Given problem –
Copy out the listing that follows, exactly, without its pictures.

----- Input

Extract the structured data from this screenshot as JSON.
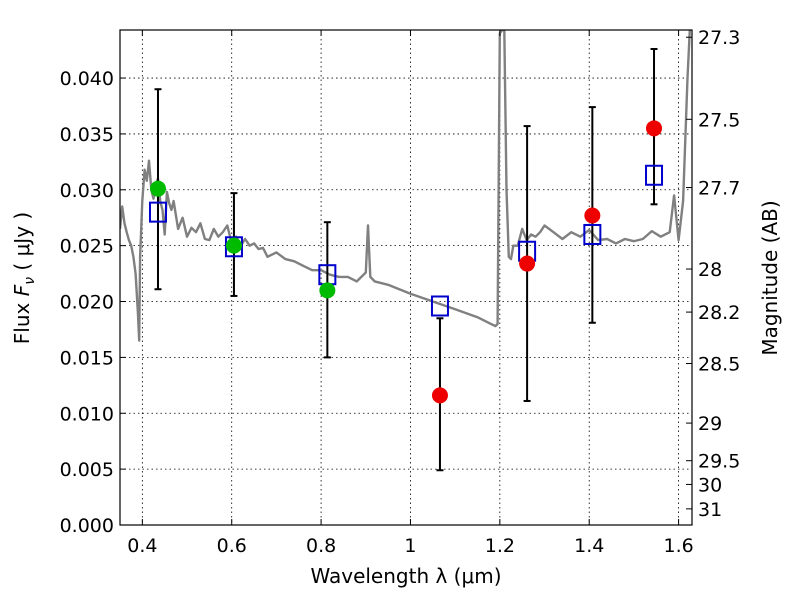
{
  "chart_data": {
    "type": "scatter",
    "xlabel": "Wavelength  λ (μm)",
    "ylabel": "Flux  F_ν  ( μJy )",
    "y2label": "Magnitude (AB)",
    "xlim": [
      0.35,
      1.63
    ],
    "ylim": [
      0.0,
      0.0443
    ],
    "grid": true,
    "x_ticks": [
      0.4,
      0.6,
      0.8,
      1.0,
      1.2,
      1.4,
      1.6
    ],
    "x_tick_labels": [
      "0.4",
      "0.6",
      "0.8",
      "1",
      "1.2",
      "1.4",
      "1.6"
    ],
    "y_ticks": [
      0.0,
      0.005,
      0.01,
      0.015,
      0.02,
      0.025,
      0.03,
      0.035,
      0.04
    ],
    "y_tick_labels": [
      "0.000",
      "0.005",
      "0.010",
      "0.015",
      "0.020",
      "0.025",
      "0.030",
      "0.035",
      "0.040"
    ],
    "y2_ticks": [
      27.3,
      27.5,
      27.7,
      28,
      28.2,
      28.5,
      29,
      29.5,
      30,
      31
    ],
    "y2_tick_labels": [
      "27.3",
      "27.5",
      "27.7",
      "28",
      "28.2",
      "28.5",
      "29",
      "29.5",
      "30",
      "31"
    ],
    "series": [
      {
        "marker": "circle",
        "colors": [
          "#00bb00",
          "#00bb00",
          "#00bb00",
          "#ee0000",
          "#ee0000",
          "#ee0000",
          "#ee0000"
        ],
        "x": [
          0.435,
          0.605,
          0.814,
          1.066,
          1.261,
          1.407,
          1.545
        ],
        "y": [
          0.0301,
          0.025,
          0.021,
          0.0116,
          0.0234,
          0.0277,
          0.0355
        ],
        "err_low": [
          0.0211,
          0.0205,
          0.015,
          0.0049,
          0.0111,
          0.0181,
          0.0287
        ],
        "err_high": [
          0.039,
          0.0297,
          0.0271,
          0.0185,
          0.0357,
          0.0374,
          0.0426
        ]
      },
      {
        "marker": "open-square",
        "color": "#0000cc",
        "x": [
          0.435,
          0.605,
          0.814,
          1.066,
          1.261,
          1.407,
          1.545
        ],
        "y": [
          0.028,
          0.0249,
          0.0224,
          0.0196,
          0.0245,
          0.026,
          0.0313
        ]
      },
      {
        "type": "line",
        "color": "#808080",
        "x": [
          0.35,
          0.355,
          0.36,
          0.365,
          0.37,
          0.375,
          0.38,
          0.385,
          0.39,
          0.393,
          0.395,
          0.4,
          0.405,
          0.41,
          0.415,
          0.42,
          0.425,
          0.43,
          0.435,
          0.44,
          0.445,
          0.45,
          0.455,
          0.46,
          0.465,
          0.47,
          0.48,
          0.49,
          0.5,
          0.51,
          0.52,
          0.53,
          0.54,
          0.55,
          0.56,
          0.57,
          0.58,
          0.59,
          0.6,
          0.61,
          0.62,
          0.63,
          0.64,
          0.65,
          0.66,
          0.67,
          0.68,
          0.7,
          0.72,
          0.74,
          0.76,
          0.78,
          0.8,
          0.82,
          0.84,
          0.86,
          0.88,
          0.9,
          0.905,
          0.91,
          0.92,
          0.95,
          1.0,
          1.05,
          1.1,
          1.15,
          1.18,
          1.19,
          1.195,
          1.2,
          1.205,
          1.21,
          1.215,
          1.22,
          1.225,
          1.23,
          1.24,
          1.25,
          1.26,
          1.27,
          1.28,
          1.29,
          1.3,
          1.32,
          1.34,
          1.36,
          1.38,
          1.4,
          1.42,
          1.44,
          1.46,
          1.48,
          1.5,
          1.52,
          1.54,
          1.56,
          1.58,
          1.59,
          1.6,
          1.61,
          1.62,
          1.625
        ],
        "y": [
          0.0265,
          0.0285,
          0.027,
          0.0262,
          0.0255,
          0.025,
          0.024,
          0.0225,
          0.019,
          0.0165,
          0.024,
          0.029,
          0.0318,
          0.0308,
          0.0326,
          0.03,
          0.0292,
          0.0305,
          0.031,
          0.029,
          0.0282,
          0.026,
          0.0298,
          0.0288,
          0.0282,
          0.029,
          0.0265,
          0.0275,
          0.0258,
          0.0266,
          0.0262,
          0.027,
          0.0256,
          0.0255,
          0.0265,
          0.0258,
          0.0262,
          0.0268,
          0.0252,
          0.0258,
          0.025,
          0.0256,
          0.025,
          0.0252,
          0.0247,
          0.0248,
          0.024,
          0.0244,
          0.0238,
          0.0236,
          0.0232,
          0.0228,
          0.0228,
          0.0224,
          0.0222,
          0.0222,
          0.0218,
          0.0226,
          0.0268,
          0.0222,
          0.0218,
          0.0215,
          0.0207,
          0.02,
          0.0193,
          0.0186,
          0.018,
          0.0178,
          0.018,
          0.044,
          0.0443,
          0.0443,
          0.03,
          0.024,
          0.0238,
          0.025,
          0.025,
          0.0265,
          0.0255,
          0.026,
          0.0258,
          0.0262,
          0.0268,
          0.0262,
          0.0256,
          0.0262,
          0.0258,
          0.0264,
          0.0255,
          0.0256,
          0.0252,
          0.0256,
          0.0254,
          0.0256,
          0.0263,
          0.0258,
          0.0262,
          0.0295,
          0.0255,
          0.029,
          0.04,
          0.0443
        ]
      }
    ]
  }
}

----------

Written reply –
Extract the structured data from this screenshot as JSON.
{
  "chart_data": {
    "type": "scatter",
    "xlabel": "Wavelength  λ (μm)",
    "ylabel": "Flux  F_ν  ( μJy )",
    "y2label": "Magnitude (AB)",
    "xlim": [
      0.35,
      1.63
    ],
    "ylim": [
      0.0,
      0.0443
    ],
    "grid": true,
    "x_ticks": [
      0.4,
      0.6,
      0.8,
      1.0,
      1.2,
      1.4,
      1.6
    ],
    "x_tick_labels": [
      "0.4",
      "0.6",
      "0.8",
      "1",
      "1.2",
      "1.4",
      "1.6"
    ],
    "y_ticks": [
      0.0,
      0.005,
      0.01,
      0.015,
      0.02,
      0.025,
      0.03,
      0.035,
      0.04
    ],
    "y_tick_labels": [
      "0.000",
      "0.005",
      "0.010",
      "0.015",
      "0.020",
      "0.025",
      "0.030",
      "0.035",
      "0.040"
    ],
    "y2_ticks": [
      27.3,
      27.5,
      27.7,
      28,
      28.2,
      28.5,
      29,
      29.5,
      30,
      31
    ],
    "y2_tick_labels": [
      "27.3",
      "27.5",
      "27.7",
      "28",
      "28.2",
      "28.5",
      "29",
      "29.5",
      "30",
      "31"
    ],
    "series": [
      {
        "marker": "circle",
        "colors": [
          "#00bb00",
          "#00bb00",
          "#00bb00",
          "#ee0000",
          "#ee0000",
          "#ee0000",
          "#ee0000"
        ],
        "x": [
          0.435,
          0.605,
          0.814,
          1.066,
          1.261,
          1.407,
          1.545
        ],
        "y": [
          0.0301,
          0.025,
          0.021,
          0.0116,
          0.0234,
          0.0277,
          0.0355
        ],
        "err_low": [
          0.0211,
          0.0205,
          0.015,
          0.0049,
          0.0111,
          0.0181,
          0.0287
        ],
        "err_high": [
          0.039,
          0.0297,
          0.0271,
          0.0185,
          0.0357,
          0.0374,
          0.0426
        ]
      },
      {
        "marker": "open-square",
        "color": "#0000cc",
        "x": [
          0.435,
          0.605,
          0.814,
          1.066,
          1.261,
          1.407,
          1.545
        ],
        "y": [
          0.028,
          0.0249,
          0.0224,
          0.0196,
          0.0245,
          0.026,
          0.0313
        ]
      },
      {
        "type": "line",
        "color": "#808080",
        "x": [
          0.35,
          0.355,
          0.36,
          0.365,
          0.37,
          0.375,
          0.38,
          0.385,
          0.39,
          0.393,
          0.395,
          0.4,
          0.405,
          0.41,
          0.415,
          0.42,
          0.425,
          0.43,
          0.435,
          0.44,
          0.445,
          0.45,
          0.455,
          0.46,
          0.465,
          0.47,
          0.48,
          0.49,
          0.5,
          0.51,
          0.52,
          0.53,
          0.54,
          0.55,
          0.56,
          0.57,
          0.58,
          0.59,
          0.6,
          0.61,
          0.62,
          0.63,
          0.64,
          0.65,
          0.66,
          0.67,
          0.68,
          0.7,
          0.72,
          0.74,
          0.76,
          0.78,
          0.8,
          0.82,
          0.84,
          0.86,
          0.88,
          0.9,
          0.905,
          0.91,
          0.92,
          0.95,
          1.0,
          1.05,
          1.1,
          1.15,
          1.18,
          1.19,
          1.195,
          1.2,
          1.205,
          1.21,
          1.215,
          1.22,
          1.225,
          1.23,
          1.24,
          1.25,
          1.26,
          1.27,
          1.28,
          1.29,
          1.3,
          1.32,
          1.34,
          1.36,
          1.38,
          1.4,
          1.42,
          1.44,
          1.46,
          1.48,
          1.5,
          1.52,
          1.54,
          1.56,
          1.58,
          1.59,
          1.6,
          1.61,
          1.62,
          1.625
        ],
        "y": [
          0.0265,
          0.0285,
          0.027,
          0.0262,
          0.0255,
          0.025,
          0.024,
          0.0225,
          0.019,
          0.0165,
          0.024,
          0.029,
          0.0318,
          0.0308,
          0.0326,
          0.03,
          0.0292,
          0.0305,
          0.031,
          0.029,
          0.0282,
          0.026,
          0.0298,
          0.0288,
          0.0282,
          0.029,
          0.0265,
          0.0275,
          0.0258,
          0.0266,
          0.0262,
          0.027,
          0.0256,
          0.0255,
          0.0265,
          0.0258,
          0.0262,
          0.0268,
          0.0252,
          0.0258,
          0.025,
          0.0256,
          0.025,
          0.0252,
          0.0247,
          0.0248,
          0.024,
          0.0244,
          0.0238,
          0.0236,
          0.0232,
          0.0228,
          0.0228,
          0.0224,
          0.0222,
          0.0222,
          0.0218,
          0.0226,
          0.0268,
          0.0222,
          0.0218,
          0.0215,
          0.0207,
          0.02,
          0.0193,
          0.0186,
          0.018,
          0.0178,
          0.018,
          0.044,
          0.0443,
          0.0443,
          0.03,
          0.024,
          0.0238,
          0.025,
          0.025,
          0.0265,
          0.0255,
          0.026,
          0.0258,
          0.0262,
          0.0268,
          0.0262,
          0.0256,
          0.0262,
          0.0258,
          0.0264,
          0.0255,
          0.0256,
          0.0252,
          0.0256,
          0.0254,
          0.0256,
          0.0263,
          0.0258,
          0.0262,
          0.0295,
          0.0255,
          0.029,
          0.04,
          0.0443
        ]
      }
    ]
  }
}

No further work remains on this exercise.